[YOUR TASK]
All the records that follow need to be reproduced exactly. Omit the images.

[SUPPLIED ENTRIES]
* Begin *

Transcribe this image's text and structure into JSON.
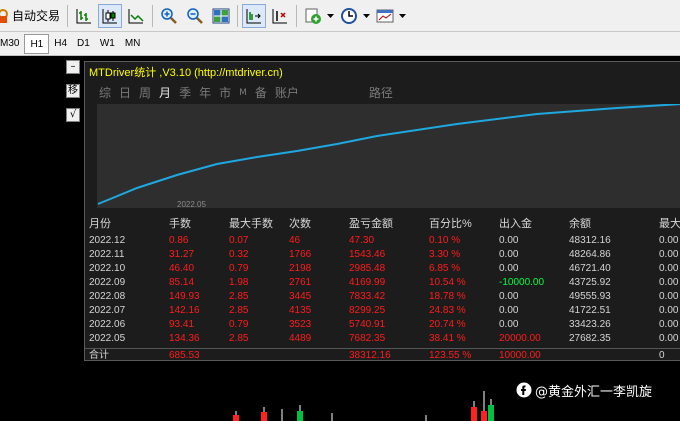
{
  "toolbar": {
    "autotrade_label": "自动交易",
    "icons": [
      "autotrade-icon",
      "bar-chart-icon",
      "candlestick-icon",
      "line-chart-icon",
      "zoom-in-icon",
      "zoom-out-icon",
      "tile-windows-icon",
      "chart-shift-icon",
      "auto-scroll-icon",
      "new-order-icon",
      "periods-icon",
      "templates-icon"
    ]
  },
  "timeframes": {
    "items": [
      "M30",
      "H1",
      "H4",
      "D1",
      "W1",
      "MN"
    ],
    "active": "H1"
  },
  "side_buttons": [
    "–",
    "移",
    "√"
  ],
  "panel": {
    "title": "MTDriver统计 ,V3.10 (http://mtdriver.cn)",
    "tabs": [
      "综",
      "日",
      "周",
      "月",
      "季",
      "年",
      "市",
      "M",
      "备",
      "账户",
      "路径"
    ],
    "active_tab": "月",
    "chart_date_label": "2022.05",
    "columns": [
      "月份",
      "手数",
      "最大手数",
      "次数",
      "盈亏金额",
      "百分比%",
      "出入金",
      "余额",
      "最大"
    ],
    "rows": [
      [
        "2022.12",
        "0.86",
        "0.07",
        "46",
        "47.30",
        "0.10 %",
        "0.00",
        "48312.16",
        "0.00"
      ],
      [
        "2022.11",
        "31.27",
        "0.32",
        "1766",
        "1543.46",
        "3.30 %",
        "0.00",
        "48264.86",
        "0.00"
      ],
      [
        "2022.10",
        "46.40",
        "0.79",
        "2198",
        "2985.48",
        "6.85 %",
        "0.00",
        "46721.40",
        "0.00"
      ],
      [
        "2022.09",
        "85.14",
        "1.98",
        "2761",
        "4169.99",
        "10.54 %",
        "-10000.00",
        "43725.92",
        "0.00"
      ],
      [
        "2022.08",
        "149.93",
        "2.85",
        "3445",
        "7833.42",
        "18.78 %",
        "0.00",
        "49555.93",
        "0.00"
      ],
      [
        "2022.07",
        "142.16",
        "2.85",
        "4135",
        "8299.25",
        "24.83 %",
        "0.00",
        "41722.51",
        "0.00"
      ],
      [
        "2022.06",
        "93.41",
        "0.79",
        "3523",
        "5740.91",
        "20.74 %",
        "0.00",
        "33423.26",
        "0.00"
      ],
      [
        "2022.05",
        "134.36",
        "2.85",
        "4489",
        "7682.35",
        "38.41 %",
        "20000.00",
        "27682.35",
        "0.00"
      ]
    ],
    "total": {
      "label": "合计",
      "lots": "685.53",
      "profit": "38312.16",
      "percent": "123.55 %",
      "deposit": "10000.00",
      "max": "0"
    }
  },
  "watermark": "@黄金外汇一李凯旋",
  "colors": {
    "curve": "#1fa8e0",
    "red": "#ff1c1c",
    "green": "#00ff40",
    "title": "#ffff00"
  }
}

* End *

[PROBLEM SOLUTION]
Transcribe this image's text and structure into JSON.
{
  "toolbar": {
    "autotrade_label": "自动交易",
    "icons": [
      "autotrade-icon",
      "bar-chart-icon",
      "candlestick-icon",
      "line-chart-icon",
      "zoom-in-icon",
      "zoom-out-icon",
      "tile-windows-icon",
      "chart-shift-icon",
      "auto-scroll-icon",
      "new-order-icon",
      "periods-icon",
      "templates-icon"
    ]
  },
  "timeframes": {
    "items": [
      "M30",
      "H1",
      "H4",
      "D1",
      "W1",
      "MN"
    ],
    "active": "H1"
  },
  "side_buttons": [
    "–",
    "移",
    "√"
  ],
  "panel": {
    "title": "MTDriver统计 ,V3.10 (http://mtdriver.cn)",
    "tabs": [
      "综",
      "日",
      "周",
      "月",
      "季",
      "年",
      "市",
      "M",
      "备",
      "账户",
      "路径"
    ],
    "active_tab": "月",
    "chart_date_label": "2022.05",
    "columns": [
      "月份",
      "手数",
      "最大手数",
      "次数",
      "盈亏金额",
      "百分比%",
      "出入金",
      "余额",
      "最大"
    ],
    "rows": [
      [
        "2022.12",
        "0.86",
        "0.07",
        "46",
        "47.30",
        "0.10 %",
        "0.00",
        "48312.16",
        "0.00"
      ],
      [
        "2022.11",
        "31.27",
        "0.32",
        "1766",
        "1543.46",
        "3.30 %",
        "0.00",
        "48264.86",
        "0.00"
      ],
      [
        "2022.10",
        "46.40",
        "0.79",
        "2198",
        "2985.48",
        "6.85 %",
        "0.00",
        "46721.40",
        "0.00"
      ],
      [
        "2022.09",
        "85.14",
        "1.98",
        "2761",
        "4169.99",
        "10.54 %",
        "-10000.00",
        "43725.92",
        "0.00"
      ],
      [
        "2022.08",
        "149.93",
        "2.85",
        "3445",
        "7833.42",
        "18.78 %",
        "0.00",
        "49555.93",
        "0.00"
      ],
      [
        "2022.07",
        "142.16",
        "2.85",
        "4135",
        "8299.25",
        "24.83 %",
        "0.00",
        "41722.51",
        "0.00"
      ],
      [
        "2022.06",
        "93.41",
        "0.79",
        "3523",
        "5740.91",
        "20.74 %",
        "0.00",
        "33423.26",
        "0.00"
      ],
      [
        "2022.05",
        "134.36",
        "2.85",
        "4489",
        "7682.35",
        "38.41 %",
        "20000.00",
        "27682.35",
        "0.00"
      ]
    ],
    "total": {
      "label": "合计",
      "lots": "685.53",
      "profit": "38312.16",
      "percent": "123.55 %",
      "deposit": "10000.00",
      "max": "0"
    }
  },
  "watermark": "@黄金外汇一李凯旋",
  "colors": {
    "curve": "#1fa8e0",
    "red": "#ff1c1c",
    "green": "#00ff40",
    "title": "#ffff00"
  }
}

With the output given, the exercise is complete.